- **What to work on**: Your task is to reproduce the material exactly.

(Stored data)
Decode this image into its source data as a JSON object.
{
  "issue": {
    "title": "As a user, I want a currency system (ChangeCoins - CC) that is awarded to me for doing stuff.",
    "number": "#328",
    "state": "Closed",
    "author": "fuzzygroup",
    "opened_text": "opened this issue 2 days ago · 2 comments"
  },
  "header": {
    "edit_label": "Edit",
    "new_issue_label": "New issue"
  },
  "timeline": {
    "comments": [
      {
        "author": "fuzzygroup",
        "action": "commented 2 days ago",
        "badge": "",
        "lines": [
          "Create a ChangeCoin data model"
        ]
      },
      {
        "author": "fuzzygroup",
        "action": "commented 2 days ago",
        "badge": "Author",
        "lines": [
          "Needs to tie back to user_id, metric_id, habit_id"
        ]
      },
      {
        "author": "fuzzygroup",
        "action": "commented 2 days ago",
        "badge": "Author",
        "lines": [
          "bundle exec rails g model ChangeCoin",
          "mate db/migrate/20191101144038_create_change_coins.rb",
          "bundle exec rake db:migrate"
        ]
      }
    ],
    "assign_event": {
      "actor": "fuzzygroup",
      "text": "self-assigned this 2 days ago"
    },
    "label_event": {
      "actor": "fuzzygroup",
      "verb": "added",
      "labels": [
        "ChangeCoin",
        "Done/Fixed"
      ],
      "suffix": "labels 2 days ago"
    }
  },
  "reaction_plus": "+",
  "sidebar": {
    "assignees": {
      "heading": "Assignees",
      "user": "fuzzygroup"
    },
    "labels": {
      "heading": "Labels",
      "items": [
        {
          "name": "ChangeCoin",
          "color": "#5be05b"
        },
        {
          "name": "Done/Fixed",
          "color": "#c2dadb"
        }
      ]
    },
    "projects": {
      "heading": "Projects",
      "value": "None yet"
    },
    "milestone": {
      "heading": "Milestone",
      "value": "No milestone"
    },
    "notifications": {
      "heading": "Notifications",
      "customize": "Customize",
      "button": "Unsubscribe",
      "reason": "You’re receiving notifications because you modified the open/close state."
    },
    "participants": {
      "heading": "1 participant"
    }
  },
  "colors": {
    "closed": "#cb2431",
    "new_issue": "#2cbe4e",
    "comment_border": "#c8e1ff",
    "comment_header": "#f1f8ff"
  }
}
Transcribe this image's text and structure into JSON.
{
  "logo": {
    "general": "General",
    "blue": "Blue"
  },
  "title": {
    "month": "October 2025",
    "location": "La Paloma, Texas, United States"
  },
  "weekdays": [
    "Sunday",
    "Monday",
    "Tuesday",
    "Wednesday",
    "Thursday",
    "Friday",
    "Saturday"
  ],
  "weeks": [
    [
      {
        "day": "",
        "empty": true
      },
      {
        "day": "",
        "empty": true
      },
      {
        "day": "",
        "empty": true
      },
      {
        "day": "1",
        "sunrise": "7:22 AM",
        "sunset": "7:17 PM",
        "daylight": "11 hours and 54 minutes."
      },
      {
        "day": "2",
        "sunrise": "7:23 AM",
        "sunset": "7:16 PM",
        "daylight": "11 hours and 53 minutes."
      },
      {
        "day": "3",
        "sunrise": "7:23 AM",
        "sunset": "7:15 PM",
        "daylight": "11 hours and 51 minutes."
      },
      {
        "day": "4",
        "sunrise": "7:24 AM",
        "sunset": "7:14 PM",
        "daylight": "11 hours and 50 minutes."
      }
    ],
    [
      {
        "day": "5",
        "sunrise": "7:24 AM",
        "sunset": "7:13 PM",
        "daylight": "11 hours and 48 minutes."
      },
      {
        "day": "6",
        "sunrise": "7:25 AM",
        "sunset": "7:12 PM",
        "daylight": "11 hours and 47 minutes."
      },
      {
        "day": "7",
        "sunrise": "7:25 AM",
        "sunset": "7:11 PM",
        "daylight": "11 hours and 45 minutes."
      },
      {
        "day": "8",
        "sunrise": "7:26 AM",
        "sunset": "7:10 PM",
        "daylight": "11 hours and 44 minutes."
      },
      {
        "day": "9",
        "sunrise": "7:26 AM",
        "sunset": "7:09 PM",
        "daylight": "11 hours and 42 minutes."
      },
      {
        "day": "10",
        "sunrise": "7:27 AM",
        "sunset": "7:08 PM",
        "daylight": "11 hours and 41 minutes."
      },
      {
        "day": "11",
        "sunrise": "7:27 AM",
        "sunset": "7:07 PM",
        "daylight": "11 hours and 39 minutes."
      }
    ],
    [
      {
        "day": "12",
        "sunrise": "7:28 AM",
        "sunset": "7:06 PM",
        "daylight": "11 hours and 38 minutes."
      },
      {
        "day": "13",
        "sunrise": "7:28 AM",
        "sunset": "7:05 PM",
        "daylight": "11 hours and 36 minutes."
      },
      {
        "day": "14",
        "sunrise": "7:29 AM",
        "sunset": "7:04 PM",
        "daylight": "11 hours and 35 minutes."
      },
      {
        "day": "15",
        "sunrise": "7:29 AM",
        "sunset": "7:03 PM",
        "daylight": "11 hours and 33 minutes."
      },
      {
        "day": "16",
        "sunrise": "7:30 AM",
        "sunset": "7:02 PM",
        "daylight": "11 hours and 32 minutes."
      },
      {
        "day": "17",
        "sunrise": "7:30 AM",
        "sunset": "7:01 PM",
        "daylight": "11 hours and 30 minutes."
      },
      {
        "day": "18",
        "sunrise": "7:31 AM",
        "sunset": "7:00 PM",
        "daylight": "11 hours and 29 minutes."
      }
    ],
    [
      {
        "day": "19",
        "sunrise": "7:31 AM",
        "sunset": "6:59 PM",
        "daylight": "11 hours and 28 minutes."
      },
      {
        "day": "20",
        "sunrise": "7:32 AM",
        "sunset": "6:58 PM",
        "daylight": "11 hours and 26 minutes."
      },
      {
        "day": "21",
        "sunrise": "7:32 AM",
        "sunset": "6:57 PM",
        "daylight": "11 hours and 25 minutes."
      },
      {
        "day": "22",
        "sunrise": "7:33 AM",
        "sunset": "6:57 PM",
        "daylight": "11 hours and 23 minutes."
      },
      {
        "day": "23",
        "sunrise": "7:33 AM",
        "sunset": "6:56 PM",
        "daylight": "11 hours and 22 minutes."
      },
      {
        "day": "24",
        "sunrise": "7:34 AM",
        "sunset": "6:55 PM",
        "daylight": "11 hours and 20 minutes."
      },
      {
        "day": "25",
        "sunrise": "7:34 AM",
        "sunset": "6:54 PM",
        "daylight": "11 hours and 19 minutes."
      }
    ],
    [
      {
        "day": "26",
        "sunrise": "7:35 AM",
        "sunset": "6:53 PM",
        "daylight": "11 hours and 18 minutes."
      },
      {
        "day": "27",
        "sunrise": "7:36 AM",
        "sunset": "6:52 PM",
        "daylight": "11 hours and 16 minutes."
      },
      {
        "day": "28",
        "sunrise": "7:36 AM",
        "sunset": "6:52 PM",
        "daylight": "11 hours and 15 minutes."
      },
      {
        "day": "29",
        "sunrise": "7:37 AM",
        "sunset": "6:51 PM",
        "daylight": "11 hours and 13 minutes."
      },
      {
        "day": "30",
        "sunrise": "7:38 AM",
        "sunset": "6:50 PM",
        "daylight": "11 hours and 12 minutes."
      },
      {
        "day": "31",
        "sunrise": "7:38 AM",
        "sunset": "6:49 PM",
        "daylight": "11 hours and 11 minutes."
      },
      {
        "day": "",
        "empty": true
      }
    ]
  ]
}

- **Solution below**:
Decode this image into its source data as a JSON object.
{
  "issue": {
    "title": "As a user, I want a currency system (ChangeCoins - CC) that is awarded to me for doing stuff.",
    "number": "#328",
    "state": "Closed",
    "author": "fuzzygroup",
    "opened_text": "opened this issue 2 days ago · 2 comments"
  },
  "header": {
    "edit_label": "Edit",
    "new_issue_label": "New issue"
  },
  "timeline": {
    "comments": [
      {
        "author": "fuzzygroup",
        "action": "commented 2 days ago",
        "badge": "",
        "lines": [
          "Create a ChangeCoin data model"
        ]
      },
      {
        "author": "fuzzygroup",
        "action": "commented 2 days ago",
        "badge": "Author",
        "lines": [
          "Needs to tie back to user_id, metric_id, habit_id"
        ]
      },
      {
        "author": "fuzzygroup",
        "action": "commented 2 days ago",
        "badge": "Author",
        "lines": [
          "bundle exec rails g model ChangeCoin",
          "mate db/migrate/20191101144038_create_change_coins.rb",
          "bundle exec rake db:migrate"
        ]
      }
    ],
    "assign_event": {
      "actor": "fuzzygroup",
      "text": "self-assigned this 2 days ago"
    },
    "label_event": {
      "actor": "fuzzygroup",
      "verb": "added",
      "labels": [
        "ChangeCoin",
        "Done/Fixed"
      ],
      "suffix": "labels 2 days ago"
    }
  },
  "reaction_plus": "+",
  "sidebar": {
    "assignees": {
      "heading": "Assignees",
      "user": "fuzzygroup"
    },
    "labels": {
      "heading": "Labels",
      "items": [
        {
          "name": "ChangeCoin",
          "color": "#5be05b"
        },
        {
          "name": "Done/Fixed",
          "color": "#c2dadb"
        }
      ]
    },
    "projects": {
      "heading": "Projects",
      "value": "None yet"
    },
    "milestone": {
      "heading": "Milestone",
      "value": "No milestone"
    },
    "notifications": {
      "heading": "Notifications",
      "customize": "Customize",
      "button": "Unsubscribe",
      "reason": "You’re receiving notifications because you modified the open/close state."
    },
    "participants": {
      "heading": "1 participant"
    }
  },
  "colors": {
    "closed": "#cb2431",
    "new_issue": "#2cbe4e",
    "comment_border": "#c8e1ff",
    "comment_header": "#f1f8ff"
  }
}
Transcribe this image's text and structure into JSON.
{
  "logo": {
    "general": "General",
    "blue": "Blue"
  },
  "title": {
    "month": "October 2025",
    "location": "La Paloma, Texas, United States"
  },
  "weekdays": [
    "Sunday",
    "Monday",
    "Tuesday",
    "Wednesday",
    "Thursday",
    "Friday",
    "Saturday"
  ],
  "weeks": [
    [
      {
        "day": "",
        "empty": true
      },
      {
        "day": "",
        "empty": true
      },
      {
        "day": "",
        "empty": true
      },
      {
        "day": "1",
        "sunrise": "7:22 AM",
        "sunset": "7:17 PM",
        "daylight": "11 hours and 54 minutes."
      },
      {
        "day": "2",
        "sunrise": "7:23 AM",
        "sunset": "7:16 PM",
        "daylight": "11 hours and 53 minutes."
      },
      {
        "day": "3",
        "sunrise": "7:23 AM",
        "sunset": "7:15 PM",
        "daylight": "11 hours and 51 minutes."
      },
      {
        "day": "4",
        "sunrise": "7:24 AM",
        "sunset": "7:14 PM",
        "daylight": "11 hours and 50 minutes."
      }
    ],
    [
      {
        "day": "5",
        "sunrise": "7:24 AM",
        "sunset": "7:13 PM",
        "daylight": "11 hours and 48 minutes."
      },
      {
        "day": "6",
        "sunrise": "7:25 AM",
        "sunset": "7:12 PM",
        "daylight": "11 hours and 47 minutes."
      },
      {
        "day": "7",
        "sunrise": "7:25 AM",
        "sunset": "7:11 PM",
        "daylight": "11 hours and 45 minutes."
      },
      {
        "day": "8",
        "sunrise": "7:26 AM",
        "sunset": "7:10 PM",
        "daylight": "11 hours and 44 minutes."
      },
      {
        "day": "9",
        "sunrise": "7:26 AM",
        "sunset": "7:09 PM",
        "daylight": "11 hours and 42 minutes."
      },
      {
        "day": "10",
        "sunrise": "7:27 AM",
        "sunset": "7:08 PM",
        "daylight": "11 hours and 41 minutes."
      },
      {
        "day": "11",
        "sunrise": "7:27 AM",
        "sunset": "7:07 PM",
        "daylight": "11 hours and 39 minutes."
      }
    ],
    [
      {
        "day": "12",
        "sunrise": "7:28 AM",
        "sunset": "7:06 PM",
        "daylight": "11 hours and 38 minutes."
      },
      {
        "day": "13",
        "sunrise": "7:28 AM",
        "sunset": "7:05 PM",
        "daylight": "11 hours and 36 minutes."
      },
      {
        "day": "14",
        "sunrise": "7:29 AM",
        "sunset": "7:04 PM",
        "daylight": "11 hours and 35 minutes."
      },
      {
        "day": "15",
        "sunrise": "7:29 AM",
        "sunset": "7:03 PM",
        "daylight": "11 hours and 33 minutes."
      },
      {
        "day": "16",
        "sunrise": "7:30 AM",
        "sunset": "7:02 PM",
        "daylight": "11 hours and 32 minutes."
      },
      {
        "day": "17",
        "sunrise": "7:30 AM",
        "sunset": "7:01 PM",
        "daylight": "11 hours and 30 minutes."
      },
      {
        "day": "18",
        "sunrise": "7:31 AM",
        "sunset": "7:00 PM",
        "daylight": "11 hours and 29 minutes."
      }
    ],
    [
      {
        "day": "19",
        "sunrise": "7:31 AM",
        "sunset": "6:59 PM",
        "daylight": "11 hours and 28 minutes."
      },
      {
        "day": "20",
        "sunrise": "7:32 AM",
        "sunset": "6:58 PM",
        "daylight": "11 hours and 26 minutes."
      },
      {
        "day": "21",
        "sunrise": "7:32 AM",
        "sunset": "6:57 PM",
        "daylight": "11 hours and 25 minutes."
      },
      {
        "day": "22",
        "sunrise": "7:33 AM",
        "sunset": "6:57 PM",
        "daylight": "11 hours and 23 minutes."
      },
      {
        "day": "23",
        "sunrise": "7:33 AM",
        "sunset": "6:56 PM",
        "daylight": "11 hours and 22 minutes."
      },
      {
        "day": "24",
        "sunrise": "7:34 AM",
        "sunset": "6:55 PM",
        "daylight": "11 hours and 20 minutes."
      },
      {
        "day": "25",
        "sunrise": "7:34 AM",
        "sunset": "6:54 PM",
        "daylight": "11 hours and 19 minutes."
      }
    ],
    [
      {
        "day": "26",
        "sunrise": "7:35 AM",
        "sunset": "6:53 PM",
        "daylight": "11 hours and 18 minutes."
      },
      {
        "day": "27",
        "sunrise": "7:36 AM",
        "sunset": "6:52 PM",
        "daylight": "11 hours and 16 minutes."
      },
      {
        "day": "28",
        "sunrise": "7:36 AM",
        "sunset": "6:52 PM",
        "daylight": "11 hours and 15 minutes."
      },
      {
        "day": "29",
        "sunrise": "7:37 AM",
        "sunset": "6:51 PM",
        "daylight": "11 hours and 13 minutes."
      },
      {
        "day": "30",
        "sunrise": "7:38 AM",
        "sunset": "6:50 PM",
        "daylight": "11 hours and 12 minutes."
      },
      {
        "day": "31",
        "sunrise": "7:38 AM",
        "sunset": "6:49 PM",
        "daylight": "11 hours and 11 minutes."
      },
      {
        "day": "",
        "empty": true
      }
    ]
  ]
}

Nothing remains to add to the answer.